-- BEGIN Extracted entries --

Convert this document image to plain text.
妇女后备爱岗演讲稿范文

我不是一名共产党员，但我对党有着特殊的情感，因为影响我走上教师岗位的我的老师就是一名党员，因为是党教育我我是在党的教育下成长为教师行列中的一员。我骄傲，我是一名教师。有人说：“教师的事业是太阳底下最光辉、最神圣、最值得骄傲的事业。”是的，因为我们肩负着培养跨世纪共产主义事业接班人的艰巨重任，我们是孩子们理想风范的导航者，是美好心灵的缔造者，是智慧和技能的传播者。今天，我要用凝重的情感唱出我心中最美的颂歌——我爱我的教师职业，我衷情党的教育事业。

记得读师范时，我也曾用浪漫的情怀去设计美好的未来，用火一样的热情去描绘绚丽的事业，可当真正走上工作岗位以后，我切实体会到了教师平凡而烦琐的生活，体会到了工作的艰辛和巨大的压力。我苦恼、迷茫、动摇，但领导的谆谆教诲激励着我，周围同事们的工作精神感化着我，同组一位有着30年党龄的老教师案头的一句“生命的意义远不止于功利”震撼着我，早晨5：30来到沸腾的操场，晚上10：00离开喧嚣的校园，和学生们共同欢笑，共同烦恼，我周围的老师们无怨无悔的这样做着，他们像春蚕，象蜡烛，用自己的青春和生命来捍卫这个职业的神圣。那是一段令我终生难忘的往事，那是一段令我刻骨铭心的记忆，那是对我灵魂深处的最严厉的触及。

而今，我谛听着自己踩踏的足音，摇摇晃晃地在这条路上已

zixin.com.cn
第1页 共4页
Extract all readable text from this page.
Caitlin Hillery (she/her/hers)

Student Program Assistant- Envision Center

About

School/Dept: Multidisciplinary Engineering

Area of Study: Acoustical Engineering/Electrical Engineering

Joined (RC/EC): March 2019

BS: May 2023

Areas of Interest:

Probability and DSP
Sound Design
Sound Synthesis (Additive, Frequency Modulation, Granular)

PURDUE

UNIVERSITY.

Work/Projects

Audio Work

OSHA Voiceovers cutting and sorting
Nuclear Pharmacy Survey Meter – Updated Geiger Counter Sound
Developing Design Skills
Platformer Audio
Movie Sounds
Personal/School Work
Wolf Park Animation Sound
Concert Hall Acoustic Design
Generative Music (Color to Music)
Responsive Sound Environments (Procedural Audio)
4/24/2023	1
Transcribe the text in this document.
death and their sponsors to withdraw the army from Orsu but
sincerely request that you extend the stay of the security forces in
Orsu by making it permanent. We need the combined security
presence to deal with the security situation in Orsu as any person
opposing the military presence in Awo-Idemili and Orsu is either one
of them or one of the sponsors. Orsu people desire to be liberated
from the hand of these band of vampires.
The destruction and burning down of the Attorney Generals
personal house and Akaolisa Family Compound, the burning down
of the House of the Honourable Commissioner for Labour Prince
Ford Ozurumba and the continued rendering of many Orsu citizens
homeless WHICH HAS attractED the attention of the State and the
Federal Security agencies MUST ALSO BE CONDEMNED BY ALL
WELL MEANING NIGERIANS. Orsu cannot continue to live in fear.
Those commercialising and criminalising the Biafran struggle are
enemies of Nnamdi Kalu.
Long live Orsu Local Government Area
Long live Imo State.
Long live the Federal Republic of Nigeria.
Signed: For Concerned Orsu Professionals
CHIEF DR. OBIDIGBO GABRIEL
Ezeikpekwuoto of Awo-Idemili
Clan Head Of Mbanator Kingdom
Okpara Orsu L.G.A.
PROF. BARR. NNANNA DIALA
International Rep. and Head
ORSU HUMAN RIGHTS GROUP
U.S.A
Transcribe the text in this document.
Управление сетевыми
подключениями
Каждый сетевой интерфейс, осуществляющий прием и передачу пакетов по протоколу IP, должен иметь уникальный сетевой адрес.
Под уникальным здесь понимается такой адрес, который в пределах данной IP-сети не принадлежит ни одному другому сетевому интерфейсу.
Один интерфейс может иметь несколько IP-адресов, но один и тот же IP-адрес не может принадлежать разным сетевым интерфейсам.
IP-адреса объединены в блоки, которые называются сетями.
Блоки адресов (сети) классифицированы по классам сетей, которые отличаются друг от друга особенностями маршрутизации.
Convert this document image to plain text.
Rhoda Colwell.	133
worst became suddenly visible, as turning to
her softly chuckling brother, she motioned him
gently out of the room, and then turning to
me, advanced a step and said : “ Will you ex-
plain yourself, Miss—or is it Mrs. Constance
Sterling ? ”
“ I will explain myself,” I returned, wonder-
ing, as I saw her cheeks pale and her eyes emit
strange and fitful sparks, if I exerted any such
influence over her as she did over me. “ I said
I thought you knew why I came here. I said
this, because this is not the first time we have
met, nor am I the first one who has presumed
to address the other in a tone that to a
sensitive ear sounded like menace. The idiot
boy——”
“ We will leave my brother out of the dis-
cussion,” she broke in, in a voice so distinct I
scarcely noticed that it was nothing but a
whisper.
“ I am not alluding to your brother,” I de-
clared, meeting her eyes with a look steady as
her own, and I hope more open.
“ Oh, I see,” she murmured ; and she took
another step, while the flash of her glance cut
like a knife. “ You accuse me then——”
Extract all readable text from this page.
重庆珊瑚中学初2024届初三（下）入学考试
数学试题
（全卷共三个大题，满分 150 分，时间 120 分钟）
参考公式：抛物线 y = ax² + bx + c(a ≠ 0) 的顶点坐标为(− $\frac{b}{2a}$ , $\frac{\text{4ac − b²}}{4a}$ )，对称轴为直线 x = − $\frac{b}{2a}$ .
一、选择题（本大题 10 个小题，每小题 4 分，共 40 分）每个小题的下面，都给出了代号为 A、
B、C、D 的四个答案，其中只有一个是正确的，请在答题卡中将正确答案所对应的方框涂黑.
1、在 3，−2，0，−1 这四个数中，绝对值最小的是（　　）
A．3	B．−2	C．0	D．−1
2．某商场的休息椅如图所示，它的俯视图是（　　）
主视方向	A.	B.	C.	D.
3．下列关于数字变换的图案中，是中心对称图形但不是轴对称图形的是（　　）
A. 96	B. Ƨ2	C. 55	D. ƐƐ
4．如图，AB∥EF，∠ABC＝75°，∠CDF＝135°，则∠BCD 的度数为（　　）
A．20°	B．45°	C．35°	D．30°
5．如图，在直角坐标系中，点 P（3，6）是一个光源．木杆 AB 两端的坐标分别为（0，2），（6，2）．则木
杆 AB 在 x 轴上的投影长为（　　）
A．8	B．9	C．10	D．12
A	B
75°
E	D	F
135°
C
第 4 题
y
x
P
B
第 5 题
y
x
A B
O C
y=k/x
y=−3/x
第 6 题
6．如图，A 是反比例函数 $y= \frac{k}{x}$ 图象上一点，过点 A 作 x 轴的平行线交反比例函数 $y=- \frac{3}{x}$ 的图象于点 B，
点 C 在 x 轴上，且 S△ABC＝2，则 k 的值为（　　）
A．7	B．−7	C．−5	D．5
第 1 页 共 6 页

-- END Extracted entries --

Required work:
How many of the lines above include the string "said"? Reply with the number by itself.

Written answer:
3